Scan the lines below for "работ"; report the number of lines that contain it, and only that.

Dataset records:
_____
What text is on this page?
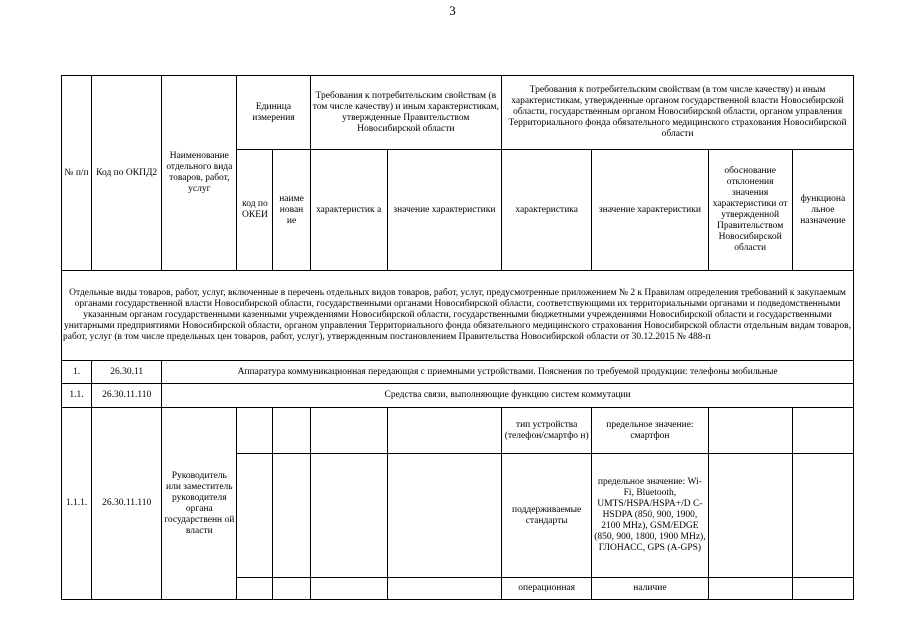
3
№ п/п	Код по ОКПД2	Наименование отдельного вида товаров, работ, услуг	Единица измерения		Требования к потребительским свойствам (в том числе качеству) и иным характеристикам, утвержденные Правительством Новосибирской области		Требования к потребительским свойствам (в том числе качеству) и иным характеристикам, утвержденные органом государственной власти Новосибирской области, государственным органом Новосибирской области, органом управления Территориального фонда обязательного медицинского страхования Новосибирской области			
			код по ОКЕИ	наиме нован ие	характеристик а	значение характеристики	характеристика	значение характеристики	обоснование отклонения значения характеристики от утвержденной Правительством Новосибирской области	функциона льное назначение
Отдельные виды товаров, работ, услуг, включенные в перечень отдельных видов товаров, работ, услуг, предусмотренные приложением № 2 к Правилам определения требований к закупаемым органами государственной власти Новосибирской области, государственными органами Новосибирской области, соответствующими их территориальными органами и подведомственными указанным органам государственными казенными учреждениями Новосибирской области, государственными бюджетными учреждениями Новосибирской области и государственными унитарными предприятиями Новосибирской области, органом управления Территориального фонда обязательного медицинского страхования Новосибирской области отдельным видам товаров, работ, услуг (в том числе предельных цен товаров, работ, услуг), утвержденным постановлением Правительства Новосибирской области от 30.12.2015 № 488-п										
1.	26.30.11	Аппаратура коммуникационная передающая с приемными устройствами. Пояснения по требуемой продукции: телефоны мобильные								
1.1.	26.30.11.110	Средства связи, выполняющие функцию систем коммутации								
1.1.1.	26.30.11.110	Руководитель или заместитель руководителя органа государственн ой власти					тип устройства (телефон/смартфо н)	предельное значение: смартфон		
							поддерживаемые стандарты	предельное значение: Wi-Fi, Bluetooth, UMTS/HSPA/HSPA+/D C-HSDPA (850, 900, 1900, 2100 MHz), GSM/EDGE (850, 900, 1800, 1900 MHz), ГЛОНАСС, GPS (A-GPS)		
							операционная	наличие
_____
• [Response to this task] 2